> **RAW DATA**:
◇ ◇ ◇ ◇
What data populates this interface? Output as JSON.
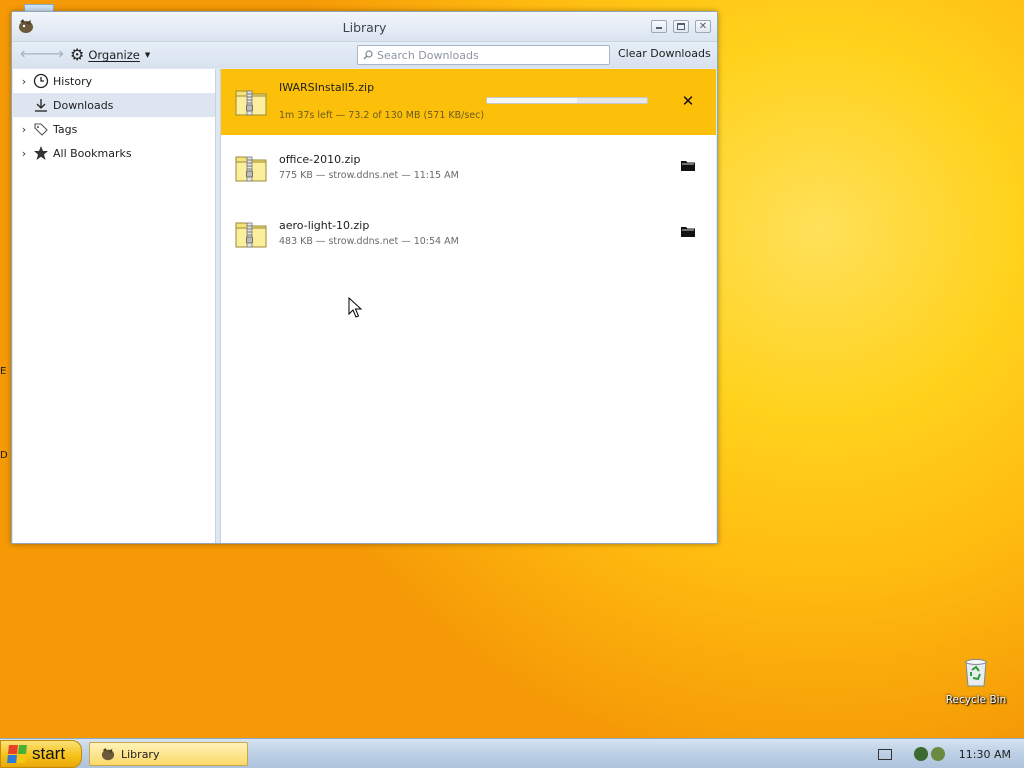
{
  "window": {
    "title": "Library"
  },
  "toolbar": {
    "organize_label": "Organize",
    "search_placeholder": "Search Downloads",
    "clear_label": "Clear Downloads"
  },
  "sidebar": {
    "items": [
      {
        "label": "History",
        "icon": "clock-icon",
        "expandable": true,
        "selected": false
      },
      {
        "label": "Downloads",
        "icon": "download-arrow-icon",
        "expandable": false,
        "selected": true
      },
      {
        "label": "Tags",
        "icon": "tag-icon",
        "expandable": true,
        "selected": false
      },
      {
        "label": "All Bookmarks",
        "icon": "star-icon",
        "expandable": true,
        "selected": false
      }
    ]
  },
  "downloads": [
    {
      "name": "IWARSInstall5.zip",
      "status": "1m 37s left — 73.2 of 130 MB (571 KB/sec)",
      "state": "in-progress",
      "progress": 0.56,
      "action_icon": "cancel-icon"
    },
    {
      "name": "office-2010.zip",
      "status": "775 KB — strow.ddns.net — 11:15 AM",
      "state": "done",
      "action_icon": "folder-icon"
    },
    {
      "name": "aero-light-10.zip",
      "status": "483 KB — strow.ddns.net — 10:54 AM",
      "state": "done",
      "action_icon": "folder-icon"
    }
  ],
  "desktop": {
    "recycle_bin_label": "Recycle Bin"
  },
  "taskbar": {
    "start_label": "start",
    "task_label": "Library",
    "clock": "11:30 AM"
  },
  "colors": {
    "active_download": "#fcc00a",
    "selected_sidebar": "#dde6f0",
    "desktop_accent": "#ffd21c"
  }
}
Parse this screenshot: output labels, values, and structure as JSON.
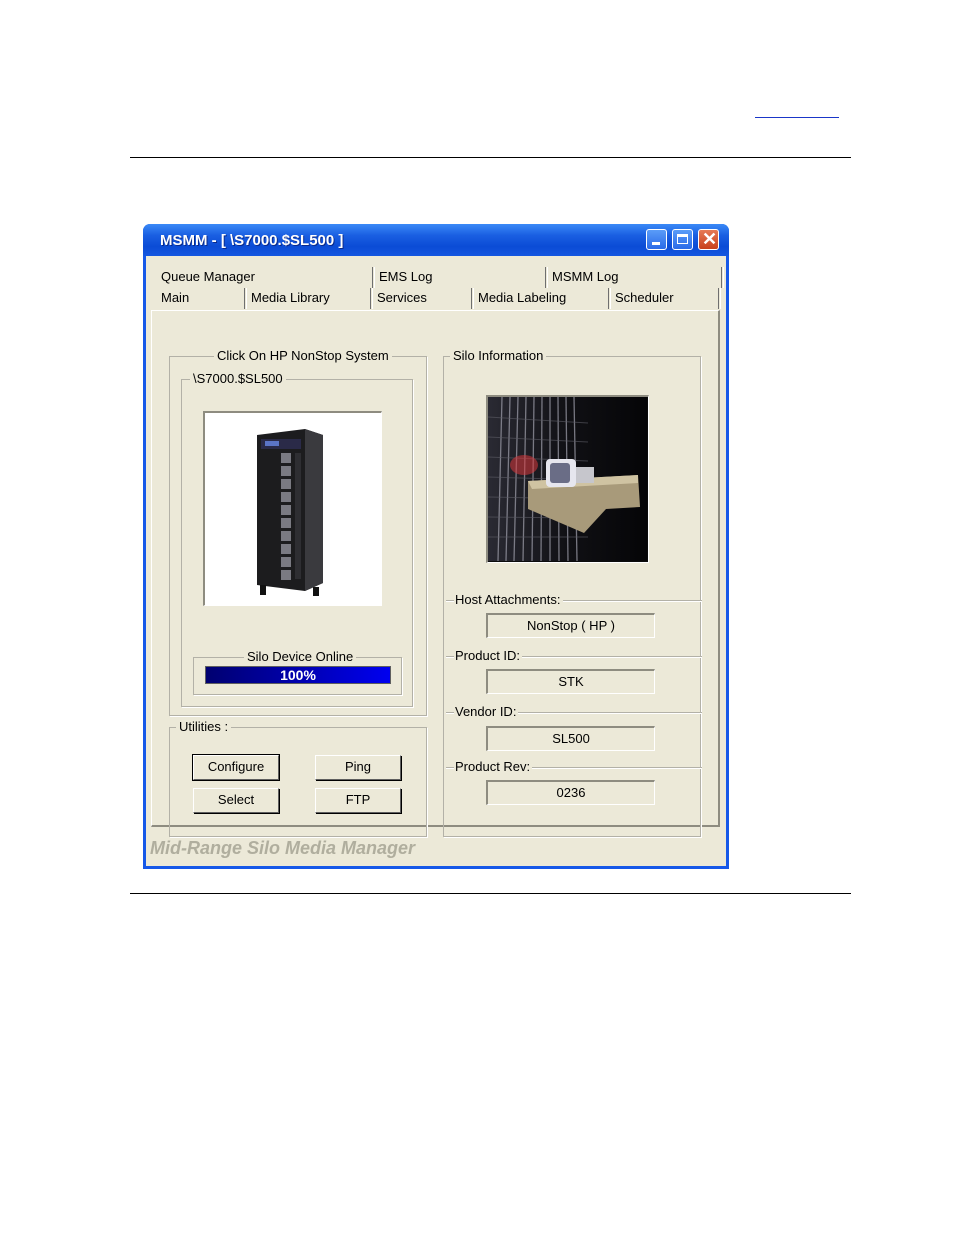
{
  "window": {
    "title": "MSMM - [ \\S7000.$SL500 ]",
    "accent": "#1658e8"
  },
  "tabs": {
    "row1": [
      "Queue Manager",
      "EMS Log",
      "MSMM Log"
    ],
    "row2": [
      "Main",
      "Media Library",
      "Services",
      "Media Labeling",
      "Scheduler"
    ],
    "active": "Main"
  },
  "system_group": {
    "legend": "Click On HP NonStop System",
    "system_legend": "\\S7000.$SL500",
    "image": "tape-library-cabinet",
    "status_legend": "Silo Device Online",
    "progress_label": "100%",
    "progress_value": 1.0
  },
  "utilities": {
    "legend": "Utilities :",
    "buttons": [
      "Configure",
      "Ping",
      "Select",
      "FTP"
    ],
    "default_button": "Configure"
  },
  "silo_info": {
    "legend": "Silo Information",
    "image": "tape-robot-photo",
    "fields": [
      {
        "label": "Host Attachments:",
        "value": "NonStop ( HP )"
      },
      {
        "label": "Product ID:",
        "value": "STK"
      },
      {
        "label": "Vendor ID:",
        "value": "SL500"
      },
      {
        "label": "Product Rev:",
        "value": "0236"
      }
    ]
  },
  "footer": "Mid-Range Silo Media Manager"
}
◇ ◇ ◇ ◇
> **WHAT THIS TASK INVOLVES**:
Skip the pictures and transcribe the rest of the records exactly.

> **EXERCISE SOLUTION**:
What data populates this interface? Output as JSON.
{
  "window": {
    "title": "Library"
  },
  "toolbar": {
    "organize_label": "Organize",
    "search_placeholder": "Search Downloads",
    "clear_label": "Clear Downloads"
  },
  "sidebar": {
    "items": [
      {
        "label": "History",
        "icon": "clock-icon",
        "expandable": true,
        "selected": false
      },
      {
        "label": "Downloads",
        "icon": "download-arrow-icon",
        "expandable": false,
        "selected": true
      },
      {
        "label": "Tags",
        "icon": "tag-icon",
        "expandable": true,
        "selected": false
      },
      {
        "label": "All Bookmarks",
        "icon": "star-icon",
        "expandable": true,
        "selected": false
      }
    ]
  },
  "downloads": [
    {
      "name": "IWARSInstall5.zip",
      "status": "1m 37s left — 73.2 of 130 MB (571 KB/sec)",
      "state": "in-progress",
      "progress": 0.56,
      "action_icon": "cancel-icon"
    },
    {
      "name": "office-2010.zip",
      "status": "775 KB — strow.ddns.net — 11:15 AM",
      "state": "done",
      "action_icon": "folder-icon"
    },
    {
      "name": "aero-light-10.zip",
      "status": "483 KB — strow.ddns.net — 10:54 AM",
      "state": "done",
      "action_icon": "folder-icon"
    }
  ],
  "desktop": {
    "recycle_bin_label": "Recycle Bin"
  },
  "taskbar": {
    "start_label": "start",
    "task_label": "Library",
    "clock": "11:30 AM"
  },
  "colors": {
    "active_download": "#fcc00a",
    "selected_sidebar": "#dde6f0",
    "desktop_accent": "#ffd21c"
  }
}
Parse this screenshot: output labels, values, and structure as JSON.
{
  "window": {
    "title": "MSMM - [ \\S7000.$SL500 ]",
    "accent": "#1658e8"
  },
  "tabs": {
    "row1": [
      "Queue Manager",
      "EMS Log",
      "MSMM Log"
    ],
    "row2": [
      "Main",
      "Media Library",
      "Services",
      "Media Labeling",
      "Scheduler"
    ],
    "active": "Main"
  },
  "system_group": {
    "legend": "Click On HP NonStop System",
    "system_legend": "\\S7000.$SL500",
    "image": "tape-library-cabinet",
    "status_legend": "Silo Device Online",
    "progress_label": "100%",
    "progress_value": 1.0
  },
  "utilities": {
    "legend": "Utilities :",
    "buttons": [
      "Configure",
      "Ping",
      "Select",
      "FTP"
    ],
    "default_button": "Configure"
  },
  "silo_info": {
    "legend": "Silo Information",
    "image": "tape-robot-photo",
    "fields": [
      {
        "label": "Host Attachments:",
        "value": "NonStop ( HP )"
      },
      {
        "label": "Product ID:",
        "value": "STK"
      },
      {
        "label": "Vendor ID:",
        "value": "SL500"
      },
      {
        "label": "Product Rev:",
        "value": "0236"
      }
    ]
  },
  "footer": "Mid-Range Silo Media Manager"
}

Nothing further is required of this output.